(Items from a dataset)
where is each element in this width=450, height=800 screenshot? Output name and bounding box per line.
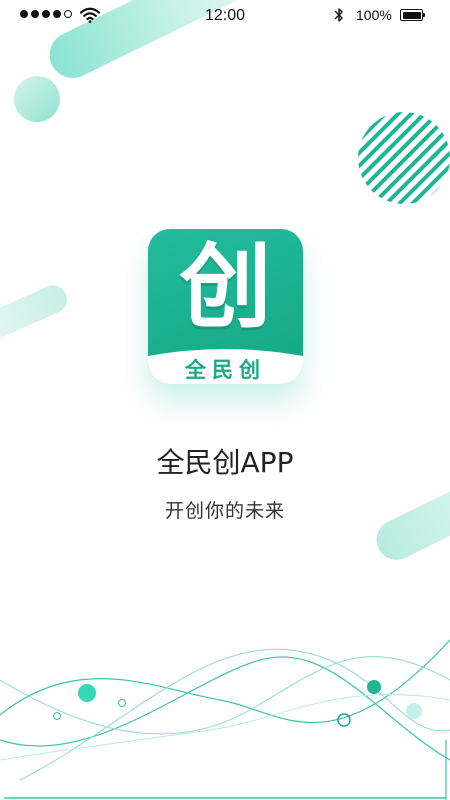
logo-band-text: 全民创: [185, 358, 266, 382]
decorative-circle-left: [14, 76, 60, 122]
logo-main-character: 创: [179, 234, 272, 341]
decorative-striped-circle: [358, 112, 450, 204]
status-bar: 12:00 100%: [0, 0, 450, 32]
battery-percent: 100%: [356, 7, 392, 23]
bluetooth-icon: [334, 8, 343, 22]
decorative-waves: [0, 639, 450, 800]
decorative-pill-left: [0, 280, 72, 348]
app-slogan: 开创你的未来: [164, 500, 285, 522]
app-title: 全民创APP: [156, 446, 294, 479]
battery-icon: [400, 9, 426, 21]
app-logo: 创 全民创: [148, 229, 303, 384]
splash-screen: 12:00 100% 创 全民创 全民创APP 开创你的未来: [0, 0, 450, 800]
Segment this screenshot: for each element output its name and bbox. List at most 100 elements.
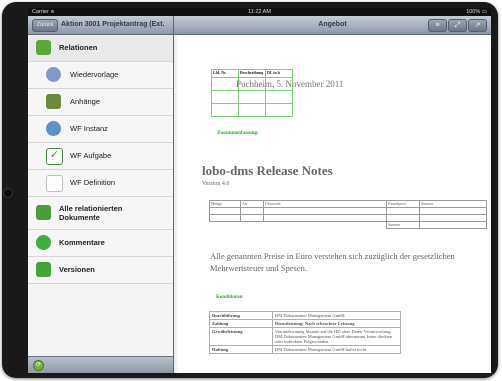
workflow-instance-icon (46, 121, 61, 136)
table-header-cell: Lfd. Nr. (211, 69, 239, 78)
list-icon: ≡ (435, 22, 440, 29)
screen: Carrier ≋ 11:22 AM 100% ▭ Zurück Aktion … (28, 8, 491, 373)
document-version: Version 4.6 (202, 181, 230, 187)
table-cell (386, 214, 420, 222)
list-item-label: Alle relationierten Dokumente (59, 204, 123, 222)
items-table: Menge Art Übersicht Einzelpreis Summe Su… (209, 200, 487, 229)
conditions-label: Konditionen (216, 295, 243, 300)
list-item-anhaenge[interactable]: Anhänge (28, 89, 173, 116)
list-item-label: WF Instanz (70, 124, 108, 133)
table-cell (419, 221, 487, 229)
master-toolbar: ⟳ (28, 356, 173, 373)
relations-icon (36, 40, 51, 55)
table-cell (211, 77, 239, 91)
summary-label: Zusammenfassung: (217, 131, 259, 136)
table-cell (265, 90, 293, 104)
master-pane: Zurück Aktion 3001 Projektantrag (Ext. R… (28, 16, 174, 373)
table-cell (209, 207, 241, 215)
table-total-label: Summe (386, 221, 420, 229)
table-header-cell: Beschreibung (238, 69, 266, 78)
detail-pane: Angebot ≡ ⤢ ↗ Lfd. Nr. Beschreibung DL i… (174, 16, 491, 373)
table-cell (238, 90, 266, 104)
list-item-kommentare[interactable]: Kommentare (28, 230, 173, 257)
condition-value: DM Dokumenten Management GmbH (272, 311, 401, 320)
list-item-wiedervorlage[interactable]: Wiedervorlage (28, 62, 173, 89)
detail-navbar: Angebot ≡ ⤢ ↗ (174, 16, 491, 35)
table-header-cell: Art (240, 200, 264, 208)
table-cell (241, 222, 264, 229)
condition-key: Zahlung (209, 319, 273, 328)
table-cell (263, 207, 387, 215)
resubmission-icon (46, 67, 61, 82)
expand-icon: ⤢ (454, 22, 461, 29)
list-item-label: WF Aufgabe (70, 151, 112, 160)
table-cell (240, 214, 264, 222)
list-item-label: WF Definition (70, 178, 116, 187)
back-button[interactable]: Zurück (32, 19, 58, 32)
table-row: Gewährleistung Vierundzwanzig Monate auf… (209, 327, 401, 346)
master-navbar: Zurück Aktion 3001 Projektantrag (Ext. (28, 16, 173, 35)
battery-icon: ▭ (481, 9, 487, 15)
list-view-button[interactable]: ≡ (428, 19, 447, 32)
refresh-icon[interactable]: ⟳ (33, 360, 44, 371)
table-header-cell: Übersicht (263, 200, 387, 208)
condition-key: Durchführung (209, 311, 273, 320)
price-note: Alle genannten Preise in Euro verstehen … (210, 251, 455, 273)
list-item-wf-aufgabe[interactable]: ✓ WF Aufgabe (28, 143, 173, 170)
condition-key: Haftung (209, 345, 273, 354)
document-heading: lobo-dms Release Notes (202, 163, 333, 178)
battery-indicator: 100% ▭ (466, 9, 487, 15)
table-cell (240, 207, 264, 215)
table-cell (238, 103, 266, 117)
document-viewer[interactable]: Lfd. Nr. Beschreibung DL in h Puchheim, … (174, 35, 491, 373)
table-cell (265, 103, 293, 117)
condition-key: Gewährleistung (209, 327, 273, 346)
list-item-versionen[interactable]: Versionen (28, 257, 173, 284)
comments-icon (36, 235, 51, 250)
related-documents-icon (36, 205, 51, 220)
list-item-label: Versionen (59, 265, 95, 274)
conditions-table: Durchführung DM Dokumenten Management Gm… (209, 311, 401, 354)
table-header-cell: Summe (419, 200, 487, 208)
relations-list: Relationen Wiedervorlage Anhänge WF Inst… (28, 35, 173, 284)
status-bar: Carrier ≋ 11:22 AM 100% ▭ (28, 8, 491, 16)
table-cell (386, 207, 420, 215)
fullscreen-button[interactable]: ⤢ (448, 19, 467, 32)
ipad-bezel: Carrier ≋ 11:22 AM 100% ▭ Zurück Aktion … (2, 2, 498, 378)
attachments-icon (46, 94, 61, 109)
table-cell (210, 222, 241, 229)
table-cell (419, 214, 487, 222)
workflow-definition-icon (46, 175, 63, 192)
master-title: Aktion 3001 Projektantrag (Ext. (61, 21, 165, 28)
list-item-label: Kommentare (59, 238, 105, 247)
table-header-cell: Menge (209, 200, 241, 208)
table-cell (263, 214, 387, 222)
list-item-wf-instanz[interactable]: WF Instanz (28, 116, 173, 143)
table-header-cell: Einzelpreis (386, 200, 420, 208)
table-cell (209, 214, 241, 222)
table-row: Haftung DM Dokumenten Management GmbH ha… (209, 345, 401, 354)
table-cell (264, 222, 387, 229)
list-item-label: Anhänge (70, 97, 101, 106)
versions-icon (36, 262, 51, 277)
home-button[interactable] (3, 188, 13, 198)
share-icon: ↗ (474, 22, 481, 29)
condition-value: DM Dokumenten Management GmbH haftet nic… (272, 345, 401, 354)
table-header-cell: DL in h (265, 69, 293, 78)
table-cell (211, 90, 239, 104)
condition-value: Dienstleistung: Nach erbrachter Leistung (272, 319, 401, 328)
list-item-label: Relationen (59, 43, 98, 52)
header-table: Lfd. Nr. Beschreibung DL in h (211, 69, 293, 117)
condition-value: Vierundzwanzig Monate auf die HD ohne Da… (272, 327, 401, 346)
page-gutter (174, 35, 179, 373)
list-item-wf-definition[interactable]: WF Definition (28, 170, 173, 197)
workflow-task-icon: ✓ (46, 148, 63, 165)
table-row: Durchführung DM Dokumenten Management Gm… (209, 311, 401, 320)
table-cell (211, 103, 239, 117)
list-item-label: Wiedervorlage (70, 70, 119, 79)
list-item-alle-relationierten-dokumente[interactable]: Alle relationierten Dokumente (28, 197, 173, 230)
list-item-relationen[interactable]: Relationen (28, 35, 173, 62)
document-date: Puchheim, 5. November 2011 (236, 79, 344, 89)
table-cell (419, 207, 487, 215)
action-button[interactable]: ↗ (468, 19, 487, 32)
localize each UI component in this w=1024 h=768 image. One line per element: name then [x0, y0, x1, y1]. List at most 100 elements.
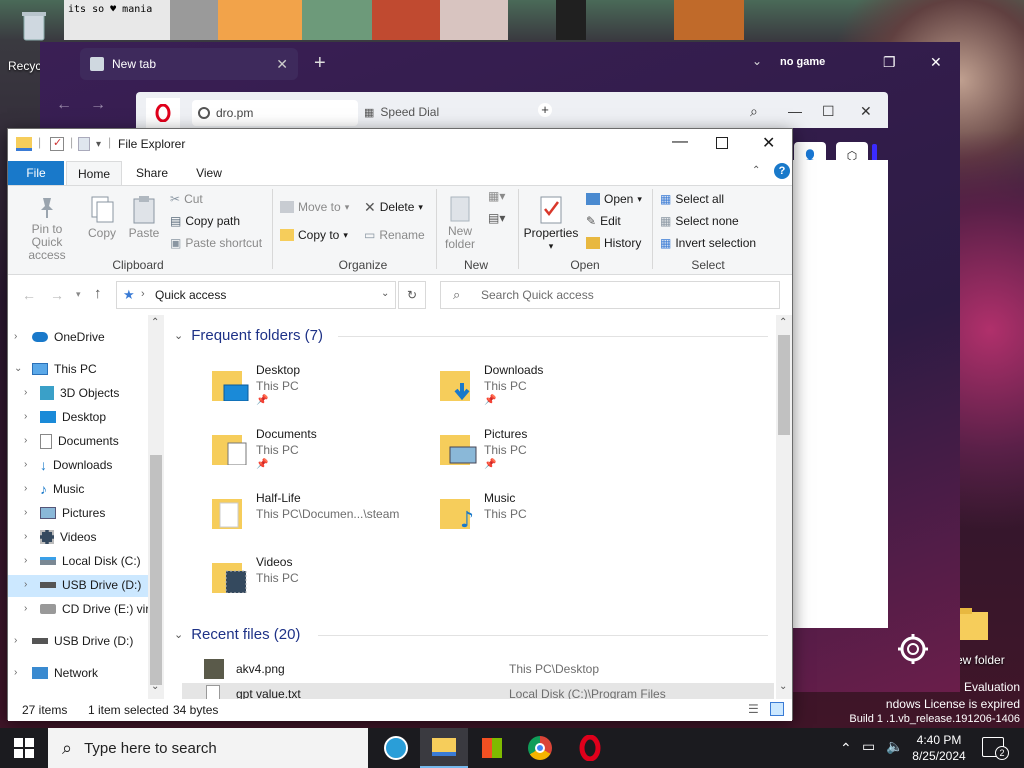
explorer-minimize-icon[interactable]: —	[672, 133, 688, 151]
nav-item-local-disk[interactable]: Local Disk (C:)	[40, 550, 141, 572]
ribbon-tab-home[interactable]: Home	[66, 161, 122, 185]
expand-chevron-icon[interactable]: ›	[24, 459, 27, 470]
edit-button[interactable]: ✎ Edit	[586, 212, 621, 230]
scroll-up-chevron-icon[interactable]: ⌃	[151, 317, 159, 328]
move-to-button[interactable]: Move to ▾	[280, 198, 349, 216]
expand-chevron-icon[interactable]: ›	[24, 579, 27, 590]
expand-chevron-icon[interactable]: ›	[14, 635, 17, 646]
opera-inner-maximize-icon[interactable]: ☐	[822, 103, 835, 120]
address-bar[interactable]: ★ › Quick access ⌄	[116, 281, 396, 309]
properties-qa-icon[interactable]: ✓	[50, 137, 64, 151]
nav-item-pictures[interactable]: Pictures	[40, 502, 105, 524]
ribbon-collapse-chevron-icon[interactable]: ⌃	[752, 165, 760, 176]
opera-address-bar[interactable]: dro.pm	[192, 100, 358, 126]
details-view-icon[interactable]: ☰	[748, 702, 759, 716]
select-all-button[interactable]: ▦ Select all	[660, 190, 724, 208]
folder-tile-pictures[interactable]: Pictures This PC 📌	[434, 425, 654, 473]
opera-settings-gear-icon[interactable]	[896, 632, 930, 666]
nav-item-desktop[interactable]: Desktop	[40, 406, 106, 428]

(Your task):
Render the rows from the line containing "workflow-instance-icon (46, 121, 61, 136)" through the line containing "table-cell (386, 214, 420, 222)" as a Markdown table with the columns No. and Line. Give each row its number and its full text, and leave out any blank lines.

(Result of the exercise):
| No. | Line |
|---|---|
| 1 | workflow-instance-icon (46, 121, 61, 136) |
| 2 | table-header-cell: Lfd. Nr. (211, 69, 239, 78) |
| 3 | list-icon: ≡ (435, 22, 440, 29) |
| 4 | screen: Carrier ≋ 11:22 AM 100% ▭ Zurück Aktion … (28, 8, 491, 373) |
| 5 | document-version: Version 4.6 (202, 181, 230, 187) |
| 6 | table-cell (386, 214, 420, 222) |